[Document transcript data]
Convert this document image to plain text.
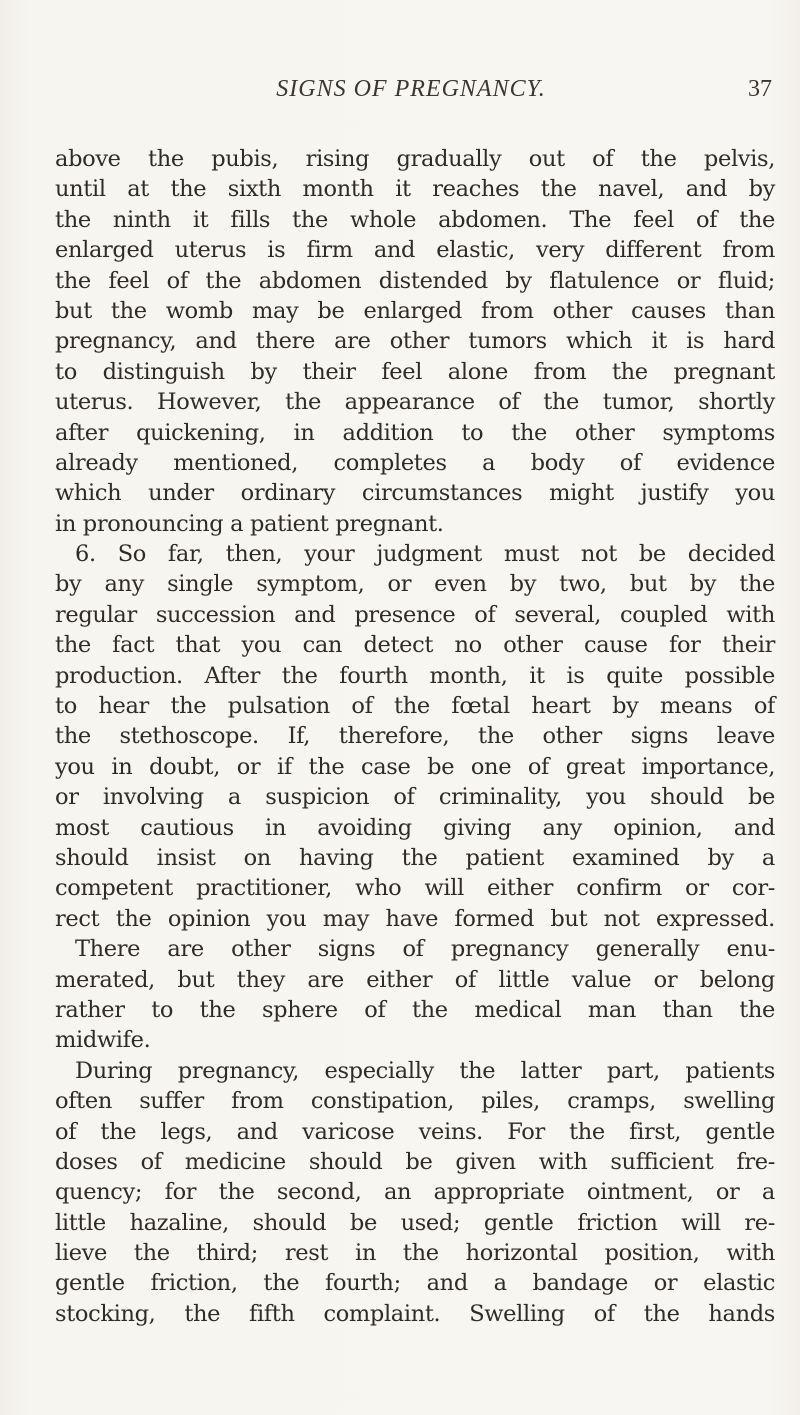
SIGNS OF PREGNANCY.	37
above the pubis, rising gradually out of the pelvis,
until at the sixth month it reaches the navel, and by
the ninth it fills the whole abdomen. The feel of the
enlarged uterus is firm and elastic, very different from
the feel of the abdomen distended by flatulence or fluid;
but the womb may be enlarged from other causes than
pregnancy, and there are other tumors which it is hard
to distinguish by their feel alone from the pregnant
uterus. However, the appearance of the tumor, shortly
after quickening, in addition to the other symptoms
already mentioned, completes a body of evidence
which under ordinary circumstances might justify you
in pronouncing a patient pregnant.
6. So far, then, your judgment must not be decided
by any single symptom, or even by two, but by the
regular succession and presence of several, coupled with
the fact that you can detect no other cause for their
production. After the fourth month, it is quite possible
to hear the pulsation of the fœtal heart by means of
the stethoscope. If, therefore, the other signs leave
you in doubt, or if the case be one of great importance,
or involving a suspicion of criminality, you should be
most cautious in avoiding giving any opinion, and
should insist on having the patient examined by a
competent practitioner, who will either confirm or cor-
rect the opinion you may have formed but not expressed.
There are other signs of pregnancy generally enu-
merated, but they are either of little value or belong
rather to the sphere of the medical man than the
midwife.
During pregnancy, especially the latter part, patients
often suffer from constipation, piles, cramps, swelling
of the legs, and varicose veins. For the first, gentle
doses of medicine should be given with sufficient fre-
quency; for the second, an appropriate ointment, or a
little hazaline, should be used; gentle friction will re-
lieve the third; rest in the horizontal position, with
gentle friction, the fourth; and a bandage or elastic
stocking, the fifth complaint. Swelling of the hands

- THE TASK
Your task is to set down every entry exactly, leaving out any picture it contains.

- ANSWER TO THE PROBLEM
Convert this document image to plain text.
SIGNS OF PREGNANCY.	37
above the pubis, rising gradually out of the pelvis,
until at the sixth month it reaches the navel, and by
the ninth it fills the whole abdomen. The feel of the
enlarged uterus is firm and elastic, very different from
the feel of the abdomen distended by flatulence or fluid;
but the womb may be enlarged from other causes than
pregnancy, and there are other tumors which it is hard
to distinguish by their feel alone from the pregnant
uterus. However, the appearance of the tumor, shortly
after quickening, in addition to the other symptoms
already mentioned, completes a body of evidence
which under ordinary circumstances might justify you
in pronouncing a patient pregnant.
6. So far, then, your judgment must not be decided
by any single symptom, or even by two, but by the
regular succession and presence of several, coupled with
the fact that you can detect no other cause for their
production. After the fourth month, it is quite possible
to hear the pulsation of the fœtal heart by means of
the stethoscope. If, therefore, the other signs leave
you in doubt, or if the case be one of great importance,
or involving a suspicion of criminality, you should be
most cautious in avoiding giving any opinion, and
should insist on having the patient examined by a
competent practitioner, who will either confirm or cor-
rect the opinion you may have formed but not expressed.
There are other signs of pregnancy generally enu-
merated, but they are either of little value or belong
rather to the sphere of the medical man than the
midwife.
During pregnancy, especially the latter part, patients
often suffer from constipation, piles, cramps, swelling
of the legs, and varicose veins. For the first, gentle
doses of medicine should be given with sufficient fre-
quency; for the second, an appropriate ointment, or a
little hazaline, should be used; gentle friction will re-
lieve the third; rest in the horizontal position, with
gentle friction, the fourth; and a bandage or elastic
stocking, the fifth complaint. Swelling of the hands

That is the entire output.